◆ **Record set**:
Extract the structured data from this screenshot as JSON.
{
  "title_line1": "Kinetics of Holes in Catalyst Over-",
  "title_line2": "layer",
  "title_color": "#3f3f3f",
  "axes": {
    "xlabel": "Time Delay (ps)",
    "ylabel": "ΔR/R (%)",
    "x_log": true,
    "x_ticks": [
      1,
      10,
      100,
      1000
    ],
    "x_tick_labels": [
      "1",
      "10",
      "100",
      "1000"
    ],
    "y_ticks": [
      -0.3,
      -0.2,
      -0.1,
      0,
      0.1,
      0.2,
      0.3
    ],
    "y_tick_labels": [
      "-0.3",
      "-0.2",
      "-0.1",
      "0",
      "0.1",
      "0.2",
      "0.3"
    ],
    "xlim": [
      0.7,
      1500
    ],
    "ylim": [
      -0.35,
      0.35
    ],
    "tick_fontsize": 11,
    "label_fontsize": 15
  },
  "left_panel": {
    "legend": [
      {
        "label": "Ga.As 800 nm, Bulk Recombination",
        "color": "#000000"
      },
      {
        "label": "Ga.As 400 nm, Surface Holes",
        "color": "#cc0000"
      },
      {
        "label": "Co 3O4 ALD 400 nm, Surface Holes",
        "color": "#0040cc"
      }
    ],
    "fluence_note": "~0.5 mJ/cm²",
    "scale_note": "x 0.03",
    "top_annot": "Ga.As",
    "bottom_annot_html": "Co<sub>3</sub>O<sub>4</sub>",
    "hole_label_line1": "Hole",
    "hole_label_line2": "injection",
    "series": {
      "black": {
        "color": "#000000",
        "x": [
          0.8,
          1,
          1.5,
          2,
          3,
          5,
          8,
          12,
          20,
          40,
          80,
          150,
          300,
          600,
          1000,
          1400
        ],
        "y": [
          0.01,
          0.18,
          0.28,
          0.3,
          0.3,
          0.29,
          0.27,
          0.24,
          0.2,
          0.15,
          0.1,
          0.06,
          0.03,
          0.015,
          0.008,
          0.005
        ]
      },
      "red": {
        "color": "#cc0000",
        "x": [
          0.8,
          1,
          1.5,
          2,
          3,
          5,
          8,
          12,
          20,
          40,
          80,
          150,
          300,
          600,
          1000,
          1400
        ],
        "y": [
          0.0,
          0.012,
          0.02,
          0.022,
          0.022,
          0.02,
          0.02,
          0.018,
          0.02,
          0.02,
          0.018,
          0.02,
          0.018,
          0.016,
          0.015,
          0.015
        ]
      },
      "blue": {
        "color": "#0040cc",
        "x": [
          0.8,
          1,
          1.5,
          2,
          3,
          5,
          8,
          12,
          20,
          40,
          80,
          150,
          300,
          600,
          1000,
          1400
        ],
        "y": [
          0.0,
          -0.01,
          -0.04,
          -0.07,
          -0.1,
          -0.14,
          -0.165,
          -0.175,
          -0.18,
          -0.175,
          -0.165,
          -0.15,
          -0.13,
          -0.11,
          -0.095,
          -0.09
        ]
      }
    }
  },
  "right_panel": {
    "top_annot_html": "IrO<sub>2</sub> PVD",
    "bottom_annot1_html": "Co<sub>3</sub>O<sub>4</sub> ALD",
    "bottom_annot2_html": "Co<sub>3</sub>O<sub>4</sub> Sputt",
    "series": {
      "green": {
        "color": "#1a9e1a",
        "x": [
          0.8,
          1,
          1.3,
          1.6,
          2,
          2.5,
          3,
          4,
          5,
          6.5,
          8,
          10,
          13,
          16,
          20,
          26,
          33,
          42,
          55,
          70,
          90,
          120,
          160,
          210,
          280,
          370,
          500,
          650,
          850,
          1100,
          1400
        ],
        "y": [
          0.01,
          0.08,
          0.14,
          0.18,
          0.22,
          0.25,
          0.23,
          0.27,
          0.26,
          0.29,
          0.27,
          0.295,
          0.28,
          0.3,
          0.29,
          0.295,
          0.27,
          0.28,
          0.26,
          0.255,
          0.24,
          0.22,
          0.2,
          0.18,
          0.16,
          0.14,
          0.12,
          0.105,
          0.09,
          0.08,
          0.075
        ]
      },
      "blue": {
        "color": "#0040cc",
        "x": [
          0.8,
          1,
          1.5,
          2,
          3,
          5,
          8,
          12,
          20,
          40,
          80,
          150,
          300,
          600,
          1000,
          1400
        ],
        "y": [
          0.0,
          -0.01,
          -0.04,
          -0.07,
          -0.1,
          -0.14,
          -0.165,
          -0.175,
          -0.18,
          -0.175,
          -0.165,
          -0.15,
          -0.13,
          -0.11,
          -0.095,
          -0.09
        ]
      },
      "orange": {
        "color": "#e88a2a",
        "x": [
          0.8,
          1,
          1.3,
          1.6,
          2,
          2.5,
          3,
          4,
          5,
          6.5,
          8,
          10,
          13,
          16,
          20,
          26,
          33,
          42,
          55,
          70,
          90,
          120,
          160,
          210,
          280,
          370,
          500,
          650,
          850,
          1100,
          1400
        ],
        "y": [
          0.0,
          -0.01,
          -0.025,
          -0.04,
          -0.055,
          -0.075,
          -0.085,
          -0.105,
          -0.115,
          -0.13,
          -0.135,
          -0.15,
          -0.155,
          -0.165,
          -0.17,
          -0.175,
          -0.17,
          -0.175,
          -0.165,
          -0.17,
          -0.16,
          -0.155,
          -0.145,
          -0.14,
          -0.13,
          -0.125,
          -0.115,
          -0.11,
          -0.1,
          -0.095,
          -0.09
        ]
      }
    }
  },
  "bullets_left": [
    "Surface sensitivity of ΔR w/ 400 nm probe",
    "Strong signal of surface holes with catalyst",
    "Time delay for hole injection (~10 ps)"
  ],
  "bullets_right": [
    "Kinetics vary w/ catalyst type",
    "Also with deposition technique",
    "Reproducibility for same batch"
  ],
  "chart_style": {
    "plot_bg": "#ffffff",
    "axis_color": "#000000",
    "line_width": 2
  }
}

◆ **Given instruction**:
Search the records above for "Time". Copy each line where it is found.

◆ **Exercise answer**:
    "xlabel": "Time Delay (ps)",
    "Time delay for hole injection (~10 ps)"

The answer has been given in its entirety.